**Set task:** Check each line of the records below for the word "cette" and copy those where it appears.

**Records supplied:**
________________

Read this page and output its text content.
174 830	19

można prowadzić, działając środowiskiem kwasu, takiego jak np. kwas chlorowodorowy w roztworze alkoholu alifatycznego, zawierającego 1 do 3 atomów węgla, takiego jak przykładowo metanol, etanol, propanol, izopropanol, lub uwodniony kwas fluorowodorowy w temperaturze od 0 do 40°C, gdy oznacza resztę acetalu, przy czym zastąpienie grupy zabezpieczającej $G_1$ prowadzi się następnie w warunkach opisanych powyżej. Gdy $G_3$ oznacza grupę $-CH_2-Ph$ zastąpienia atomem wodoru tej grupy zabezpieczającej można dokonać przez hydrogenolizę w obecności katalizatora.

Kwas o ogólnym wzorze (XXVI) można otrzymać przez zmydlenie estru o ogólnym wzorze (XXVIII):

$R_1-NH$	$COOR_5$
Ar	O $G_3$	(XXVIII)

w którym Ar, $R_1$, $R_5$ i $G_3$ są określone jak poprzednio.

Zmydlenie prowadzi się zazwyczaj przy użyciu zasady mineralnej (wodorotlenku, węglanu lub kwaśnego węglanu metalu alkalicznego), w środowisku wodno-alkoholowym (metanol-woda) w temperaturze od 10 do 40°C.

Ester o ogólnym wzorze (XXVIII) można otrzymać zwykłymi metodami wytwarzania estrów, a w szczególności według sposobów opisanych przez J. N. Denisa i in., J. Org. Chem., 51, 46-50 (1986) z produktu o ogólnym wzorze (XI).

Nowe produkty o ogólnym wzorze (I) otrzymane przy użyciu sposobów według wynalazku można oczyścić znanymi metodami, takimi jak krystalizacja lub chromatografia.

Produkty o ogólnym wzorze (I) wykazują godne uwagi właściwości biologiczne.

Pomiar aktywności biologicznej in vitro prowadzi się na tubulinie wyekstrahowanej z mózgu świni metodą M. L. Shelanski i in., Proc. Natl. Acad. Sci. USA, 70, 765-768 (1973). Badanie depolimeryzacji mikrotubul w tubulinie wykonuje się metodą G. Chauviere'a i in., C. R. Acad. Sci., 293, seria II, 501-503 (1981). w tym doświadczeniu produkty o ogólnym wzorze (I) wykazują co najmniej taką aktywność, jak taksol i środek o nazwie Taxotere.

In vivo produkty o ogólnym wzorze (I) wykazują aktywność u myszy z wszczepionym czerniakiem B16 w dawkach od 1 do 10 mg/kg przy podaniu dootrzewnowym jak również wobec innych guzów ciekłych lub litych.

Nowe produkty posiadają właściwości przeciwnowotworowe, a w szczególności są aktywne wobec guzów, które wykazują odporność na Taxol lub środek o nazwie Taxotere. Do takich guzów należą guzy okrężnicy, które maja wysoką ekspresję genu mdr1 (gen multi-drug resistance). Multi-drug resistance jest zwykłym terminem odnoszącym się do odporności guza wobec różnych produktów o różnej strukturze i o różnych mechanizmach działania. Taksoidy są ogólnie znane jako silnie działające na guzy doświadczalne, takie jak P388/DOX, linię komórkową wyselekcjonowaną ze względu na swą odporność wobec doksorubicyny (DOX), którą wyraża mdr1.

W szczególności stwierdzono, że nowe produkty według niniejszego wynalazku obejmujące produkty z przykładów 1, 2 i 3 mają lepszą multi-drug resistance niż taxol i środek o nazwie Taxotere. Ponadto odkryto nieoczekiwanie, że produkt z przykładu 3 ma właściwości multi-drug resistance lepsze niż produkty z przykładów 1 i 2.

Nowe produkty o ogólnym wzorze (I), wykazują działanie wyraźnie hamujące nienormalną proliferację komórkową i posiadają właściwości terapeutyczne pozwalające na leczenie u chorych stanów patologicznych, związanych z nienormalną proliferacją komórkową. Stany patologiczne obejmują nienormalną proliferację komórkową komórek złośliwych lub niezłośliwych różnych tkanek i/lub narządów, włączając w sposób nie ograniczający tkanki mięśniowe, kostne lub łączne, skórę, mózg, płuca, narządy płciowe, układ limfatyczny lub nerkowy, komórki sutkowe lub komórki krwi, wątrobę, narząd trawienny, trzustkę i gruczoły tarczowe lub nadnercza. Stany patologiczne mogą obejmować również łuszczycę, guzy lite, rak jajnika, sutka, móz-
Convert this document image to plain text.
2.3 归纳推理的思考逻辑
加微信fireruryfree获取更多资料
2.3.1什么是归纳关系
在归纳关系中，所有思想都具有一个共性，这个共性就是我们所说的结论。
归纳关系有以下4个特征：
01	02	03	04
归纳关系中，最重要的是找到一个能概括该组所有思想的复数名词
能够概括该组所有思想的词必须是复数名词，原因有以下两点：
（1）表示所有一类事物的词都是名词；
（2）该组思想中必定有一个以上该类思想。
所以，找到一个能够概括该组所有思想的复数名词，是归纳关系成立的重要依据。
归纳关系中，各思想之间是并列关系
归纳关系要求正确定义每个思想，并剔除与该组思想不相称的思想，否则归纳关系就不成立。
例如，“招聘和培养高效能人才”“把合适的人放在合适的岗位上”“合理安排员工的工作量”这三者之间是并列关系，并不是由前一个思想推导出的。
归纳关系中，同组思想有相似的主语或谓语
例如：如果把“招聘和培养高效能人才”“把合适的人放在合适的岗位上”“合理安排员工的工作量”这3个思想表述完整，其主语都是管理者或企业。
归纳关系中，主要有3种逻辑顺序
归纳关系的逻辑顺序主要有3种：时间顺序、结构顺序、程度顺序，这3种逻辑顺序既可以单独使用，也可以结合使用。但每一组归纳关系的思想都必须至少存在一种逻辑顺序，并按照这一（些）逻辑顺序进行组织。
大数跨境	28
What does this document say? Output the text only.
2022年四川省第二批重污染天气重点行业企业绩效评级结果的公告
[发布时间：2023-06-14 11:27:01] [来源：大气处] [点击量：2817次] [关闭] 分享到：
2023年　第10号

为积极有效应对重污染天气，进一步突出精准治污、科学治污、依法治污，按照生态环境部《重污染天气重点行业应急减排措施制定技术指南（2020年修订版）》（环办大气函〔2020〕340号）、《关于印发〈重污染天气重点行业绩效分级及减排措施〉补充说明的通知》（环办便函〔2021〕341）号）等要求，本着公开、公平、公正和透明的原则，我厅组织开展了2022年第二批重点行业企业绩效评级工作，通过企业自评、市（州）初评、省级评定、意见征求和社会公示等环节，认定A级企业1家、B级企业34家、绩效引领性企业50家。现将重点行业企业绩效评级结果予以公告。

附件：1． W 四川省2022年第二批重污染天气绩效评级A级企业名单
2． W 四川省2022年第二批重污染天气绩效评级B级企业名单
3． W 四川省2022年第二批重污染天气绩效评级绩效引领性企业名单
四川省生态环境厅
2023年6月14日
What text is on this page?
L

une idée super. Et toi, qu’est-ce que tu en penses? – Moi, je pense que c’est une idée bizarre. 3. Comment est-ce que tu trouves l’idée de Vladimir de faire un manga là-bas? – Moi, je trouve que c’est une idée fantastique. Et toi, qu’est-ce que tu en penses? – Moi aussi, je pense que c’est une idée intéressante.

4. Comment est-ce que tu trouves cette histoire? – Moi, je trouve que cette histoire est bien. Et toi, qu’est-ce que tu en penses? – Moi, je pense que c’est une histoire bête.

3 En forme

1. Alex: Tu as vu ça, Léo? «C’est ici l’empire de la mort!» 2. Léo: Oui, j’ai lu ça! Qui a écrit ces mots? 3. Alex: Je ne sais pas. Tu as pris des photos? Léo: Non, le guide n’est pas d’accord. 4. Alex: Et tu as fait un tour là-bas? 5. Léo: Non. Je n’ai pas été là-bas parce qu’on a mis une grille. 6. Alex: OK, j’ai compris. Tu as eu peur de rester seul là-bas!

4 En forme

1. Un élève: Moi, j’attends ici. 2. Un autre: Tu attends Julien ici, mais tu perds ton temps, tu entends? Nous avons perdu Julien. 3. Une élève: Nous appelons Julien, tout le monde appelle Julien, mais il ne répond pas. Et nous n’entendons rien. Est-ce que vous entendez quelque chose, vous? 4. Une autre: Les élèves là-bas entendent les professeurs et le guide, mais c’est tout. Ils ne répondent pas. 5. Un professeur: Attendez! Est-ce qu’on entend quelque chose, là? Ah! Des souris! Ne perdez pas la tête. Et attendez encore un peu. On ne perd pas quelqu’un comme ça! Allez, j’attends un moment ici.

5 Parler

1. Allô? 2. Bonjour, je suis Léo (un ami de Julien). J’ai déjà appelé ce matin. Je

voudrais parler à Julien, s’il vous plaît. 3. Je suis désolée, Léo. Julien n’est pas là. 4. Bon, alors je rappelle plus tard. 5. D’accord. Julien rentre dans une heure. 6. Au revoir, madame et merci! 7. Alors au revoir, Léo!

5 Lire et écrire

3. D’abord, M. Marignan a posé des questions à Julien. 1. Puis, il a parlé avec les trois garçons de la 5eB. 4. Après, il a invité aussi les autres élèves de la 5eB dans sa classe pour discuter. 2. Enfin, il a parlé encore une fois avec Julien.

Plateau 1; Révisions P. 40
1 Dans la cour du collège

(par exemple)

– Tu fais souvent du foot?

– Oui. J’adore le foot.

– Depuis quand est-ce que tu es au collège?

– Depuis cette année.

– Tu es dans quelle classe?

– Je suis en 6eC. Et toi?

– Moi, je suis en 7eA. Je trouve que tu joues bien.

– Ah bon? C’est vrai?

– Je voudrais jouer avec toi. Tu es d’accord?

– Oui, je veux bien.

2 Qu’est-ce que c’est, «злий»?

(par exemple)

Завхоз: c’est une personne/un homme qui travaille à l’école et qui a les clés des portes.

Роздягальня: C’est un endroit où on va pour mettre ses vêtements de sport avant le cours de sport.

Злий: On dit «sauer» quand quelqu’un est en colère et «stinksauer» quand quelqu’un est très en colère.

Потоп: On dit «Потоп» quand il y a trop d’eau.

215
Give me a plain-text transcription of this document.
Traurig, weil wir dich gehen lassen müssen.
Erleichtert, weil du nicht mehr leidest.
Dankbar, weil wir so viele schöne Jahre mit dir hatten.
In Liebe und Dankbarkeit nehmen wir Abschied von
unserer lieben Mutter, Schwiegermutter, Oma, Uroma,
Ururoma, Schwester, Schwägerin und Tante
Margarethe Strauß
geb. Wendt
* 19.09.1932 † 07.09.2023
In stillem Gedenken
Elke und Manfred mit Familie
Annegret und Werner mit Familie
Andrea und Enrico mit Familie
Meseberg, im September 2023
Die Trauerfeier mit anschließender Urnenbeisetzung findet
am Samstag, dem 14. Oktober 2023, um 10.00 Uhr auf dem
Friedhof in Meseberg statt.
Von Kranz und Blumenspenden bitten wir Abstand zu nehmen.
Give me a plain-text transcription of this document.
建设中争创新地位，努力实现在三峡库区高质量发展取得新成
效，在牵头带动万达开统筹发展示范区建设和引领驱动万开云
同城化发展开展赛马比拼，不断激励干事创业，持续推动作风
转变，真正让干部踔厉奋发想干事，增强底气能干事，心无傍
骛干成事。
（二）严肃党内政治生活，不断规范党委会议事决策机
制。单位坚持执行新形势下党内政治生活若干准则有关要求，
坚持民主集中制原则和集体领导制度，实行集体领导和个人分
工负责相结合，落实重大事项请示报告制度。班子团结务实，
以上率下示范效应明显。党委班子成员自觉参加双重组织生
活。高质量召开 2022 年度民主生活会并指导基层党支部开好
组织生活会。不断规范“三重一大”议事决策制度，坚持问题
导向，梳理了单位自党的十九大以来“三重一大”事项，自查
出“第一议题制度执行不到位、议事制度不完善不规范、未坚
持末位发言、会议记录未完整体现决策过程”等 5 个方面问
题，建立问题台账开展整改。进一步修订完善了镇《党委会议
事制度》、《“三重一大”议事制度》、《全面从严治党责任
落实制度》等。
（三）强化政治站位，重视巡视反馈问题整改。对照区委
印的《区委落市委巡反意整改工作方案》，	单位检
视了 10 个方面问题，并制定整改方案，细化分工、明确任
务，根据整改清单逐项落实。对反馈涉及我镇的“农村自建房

________________

**Solution for this task:**
4. Comment est-ce que tu trouves cette histoire? – Moi, je trouve que cette histoire est bien. Et toi, qu’est-ce que tu en penses? – Moi, je pense que c’est une histoire bête.
– Depuis cette année.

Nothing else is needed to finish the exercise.